§ **GIVEN PROBLEM**: Write out every entry exactly as given, but omit the pictures.

§ **DATASET EXCERPTS**:
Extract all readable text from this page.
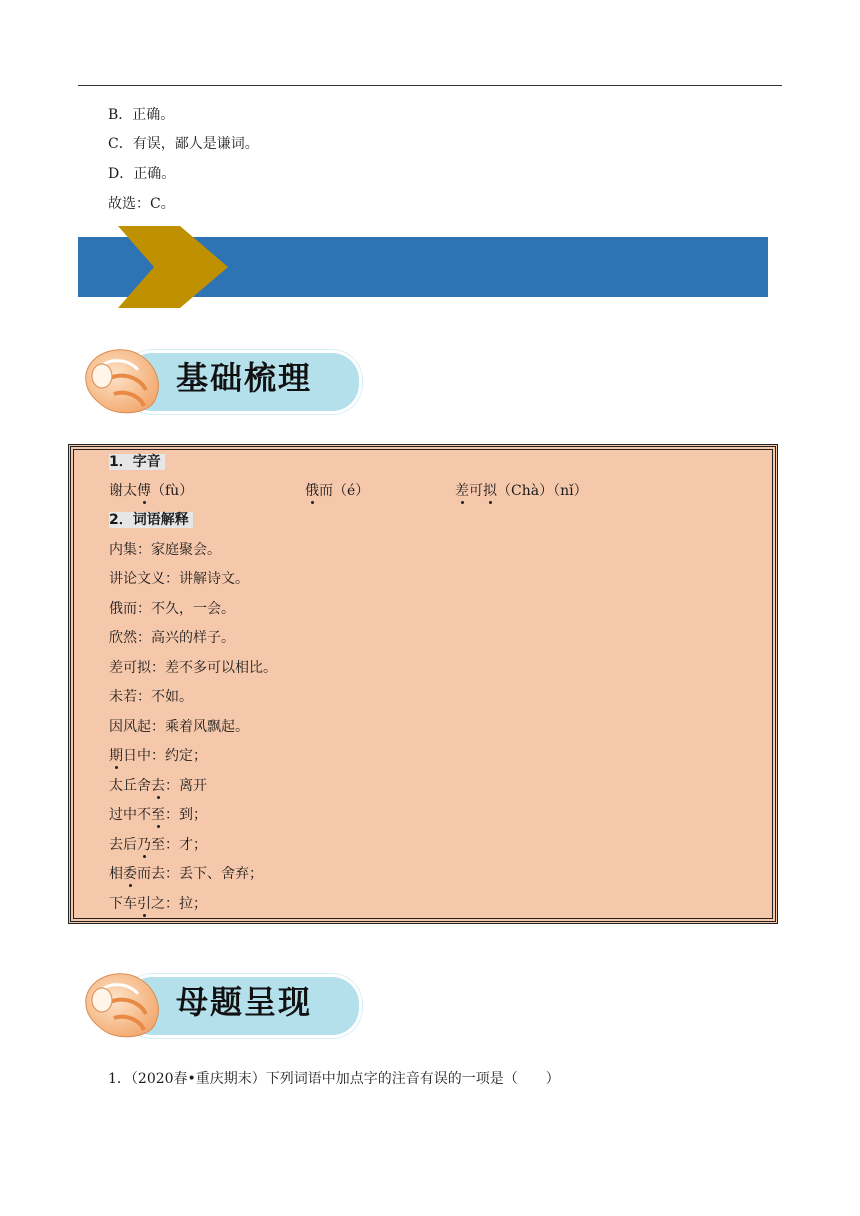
B．正确。
C．有误，鄙人是谦词。
D．正确。
故选：C。
基础梳理
1．字音
谢太傅（fù）	俄而（é）	差可拟（Chà）（nǐ）
2．词语解释
内集：家庭聚会。
讲论文义：讲解诗文。
俄而：不久，一会。
欣然：高兴的样子。
差可拟：差不多可以相比。
未若：不如。
因风起：乘着风飘起。
期日中：约定；
太丘舍去：离开
过中不至：到；
去后乃至：才；
相委而去：丢下、舍弃；
下车引之：拉；
母题呈现
1．（2020春•重庆期末）下列词语中加点字的注音有误的一项是（　　）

§ **TASK OUTPUT**:
Extract all readable text from this page.
B．正确。
C．有误，鄙人是谦词。
D．正确。
故选：C。
基础梳理
1．字音
谢太傅（fù）	俄而（é）	差可拟（Chà）（nǐ）
2．词语解释
内集：家庭聚会。
讲论文义：讲解诗文。
俄而：不久，一会。
欣然：高兴的样子。
差可拟：差不多可以相比。
未若：不如。
因风起：乘着风飘起。
期日中：约定；
太丘舍去：离开
过中不至：到；
去后乃至：才；
相委而去：丢下、舍弃；
下车引之：拉；
母题呈现
1．（2020春•重庆期末）下列词语中加点字的注音有误的一项是（　　）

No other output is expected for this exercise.